**WHAT THE TASK REQUIRES:** The data below should be restated word for word, with every picture omitted.

--- begin DATASET RECORDS ---

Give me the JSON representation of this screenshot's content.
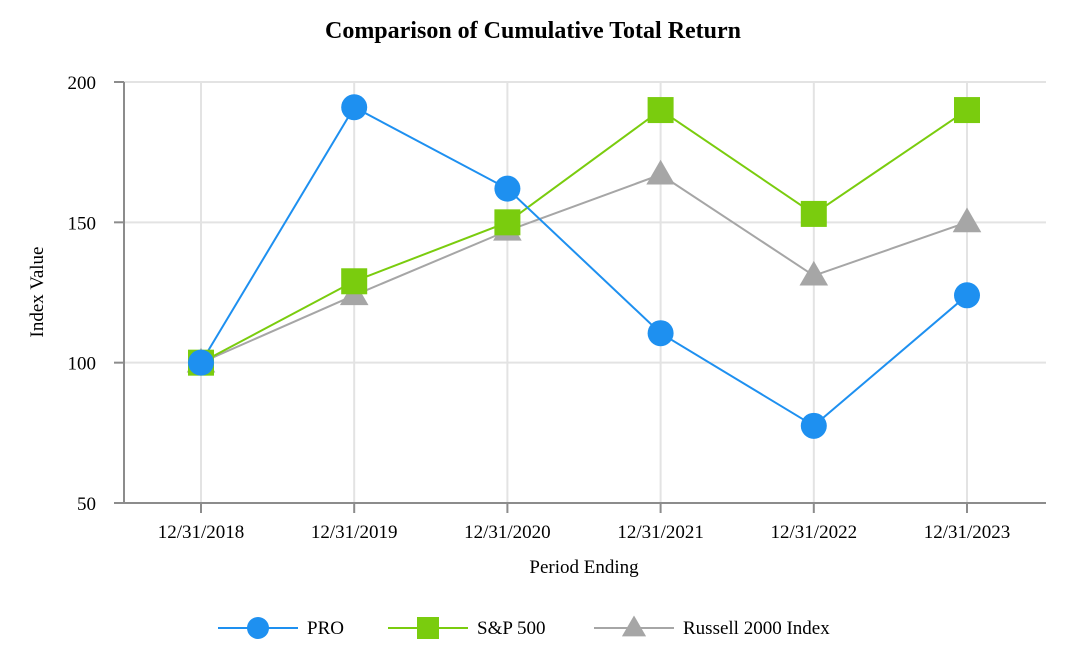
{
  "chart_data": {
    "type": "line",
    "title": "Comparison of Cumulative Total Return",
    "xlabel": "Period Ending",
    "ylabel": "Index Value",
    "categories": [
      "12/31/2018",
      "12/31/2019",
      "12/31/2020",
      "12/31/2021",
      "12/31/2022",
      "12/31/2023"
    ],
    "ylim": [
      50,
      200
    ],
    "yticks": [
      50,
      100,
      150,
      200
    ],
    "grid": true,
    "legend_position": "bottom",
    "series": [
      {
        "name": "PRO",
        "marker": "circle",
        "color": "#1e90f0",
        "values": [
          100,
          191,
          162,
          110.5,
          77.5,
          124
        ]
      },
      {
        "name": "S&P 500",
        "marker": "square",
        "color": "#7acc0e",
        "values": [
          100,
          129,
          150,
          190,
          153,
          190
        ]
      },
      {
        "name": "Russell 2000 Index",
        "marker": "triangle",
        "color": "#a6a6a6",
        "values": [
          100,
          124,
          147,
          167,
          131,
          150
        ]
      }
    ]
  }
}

--- end DATASET RECORDS ---

**EXERCISE OUTPUT:**
Give me the JSON representation of this screenshot's content.
{
  "chart_data": {
    "type": "line",
    "title": "Comparison of Cumulative Total Return",
    "xlabel": "Period Ending",
    "ylabel": "Index Value",
    "categories": [
      "12/31/2018",
      "12/31/2019",
      "12/31/2020",
      "12/31/2021",
      "12/31/2022",
      "12/31/2023"
    ],
    "ylim": [
      50,
      200
    ],
    "yticks": [
      50,
      100,
      150,
      200
    ],
    "grid": true,
    "legend_position": "bottom",
    "series": [
      {
        "name": "PRO",
        "marker": "circle",
        "color": "#1e90f0",
        "values": [
          100,
          191,
          162,
          110.5,
          77.5,
          124
        ]
      },
      {
        "name": "S&P 500",
        "marker": "square",
        "color": "#7acc0e",
        "values": [
          100,
          129,
          150,
          190,
          153,
          190
        ]
      },
      {
        "name": "Russell 2000 Index",
        "marker": "triangle",
        "color": "#a6a6a6",
        "values": [
          100,
          124,
          147,
          167,
          131,
          150
        ]
      }
    ]
  }
}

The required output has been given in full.